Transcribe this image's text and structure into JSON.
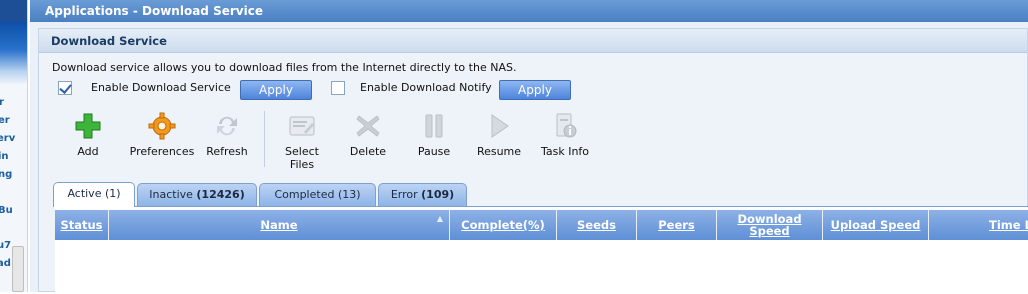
{
  "sidebar_fragment": {
    "items": [
      "r",
      "er",
      "erv",
      "in",
      "ng",
      "Bu",
      "u7",
      "ad"
    ]
  },
  "window": {
    "title": "Applications - Download Service"
  },
  "panel": {
    "title": "Download Service",
    "description": "Download service allows you to download files from the Internet directly to the NAS.",
    "enable_download_service": {
      "label": "Enable Download Service",
      "checked": true,
      "apply_label": "Apply"
    },
    "enable_download_notify": {
      "label": "Enable Download Notify",
      "checked": false,
      "apply_label": "Apply"
    }
  },
  "toolbar": {
    "add": "Add",
    "preferences": "Preferences",
    "refresh": "Refresh",
    "select_files_line1": "Select",
    "select_files_line2": "Files",
    "delete": "Delete",
    "pause": "Pause",
    "resume": "Resume",
    "task_info": "Task Info"
  },
  "tabs": [
    {
      "name": "Active",
      "count": "(1)",
      "count_bold": false
    },
    {
      "name": "Inactive",
      "count": "(12426)",
      "count_bold": true
    },
    {
      "name": "Completed",
      "count": "(13)",
      "count_bold": false
    },
    {
      "name": "Error",
      "count": "(109)",
      "count_bold": true
    }
  ],
  "grid": {
    "columns": {
      "status": "Status",
      "name": "Name",
      "complete": "Complete(%)",
      "seeds": "Seeds",
      "peers": "Peers",
      "download_speed_line1": "Download",
      "download_speed_line2": "Speed",
      "upload_speed": "Upload Speed",
      "time": "Time L"
    },
    "sort_indicator": "▲"
  },
  "colors": {
    "titlebar": "#5a8ccc",
    "tab_active": "#ffffff",
    "tab_inactive": "#9dbdeb",
    "grid_header": "#6f9bdc",
    "apply_button": "#5a8fe0"
  }
}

--------

Transcribe all entries above exactly. Drop the pictures.

§ Output below
Transcribe this image's text and structure into JSON.
{
  "sidebar_fragment": {
    "items": [
      "r",
      "er",
      "erv",
      "in",
      "ng",
      "Bu",
      "u7",
      "ad"
    ]
  },
  "window": {
    "title": "Applications - Download Service"
  },
  "panel": {
    "title": "Download Service",
    "description": "Download service allows you to download files from the Internet directly to the NAS.",
    "enable_download_service": {
      "label": "Enable Download Service",
      "checked": true,
      "apply_label": "Apply"
    },
    "enable_download_notify": {
      "label": "Enable Download Notify",
      "checked": false,
      "apply_label": "Apply"
    }
  },
  "toolbar": {
    "add": "Add",
    "preferences": "Preferences",
    "refresh": "Refresh",
    "select_files_line1": "Select",
    "select_files_line2": "Files",
    "delete": "Delete",
    "pause": "Pause",
    "resume": "Resume",
    "task_info": "Task Info"
  },
  "tabs": [
    {
      "name": "Active",
      "count": "(1)",
      "count_bold": false
    },
    {
      "name": "Inactive",
      "count": "(12426)",
      "count_bold": true
    },
    {
      "name": "Completed",
      "count": "(13)",
      "count_bold": false
    },
    {
      "name": "Error",
      "count": "(109)",
      "count_bold": true
    }
  ],
  "grid": {
    "columns": {
      "status": "Status",
      "name": "Name",
      "complete": "Complete(%)",
      "seeds": "Seeds",
      "peers": "Peers",
      "download_speed_line1": "Download",
      "download_speed_line2": "Speed",
      "upload_speed": "Upload Speed",
      "time": "Time L"
    },
    "sort_indicator": "▲"
  },
  "colors": {
    "titlebar": "#5a8ccc",
    "tab_active": "#ffffff",
    "tab_inactive": "#9dbdeb",
    "grid_header": "#6f9bdc",
    "apply_button": "#5a8fe0"
  }
}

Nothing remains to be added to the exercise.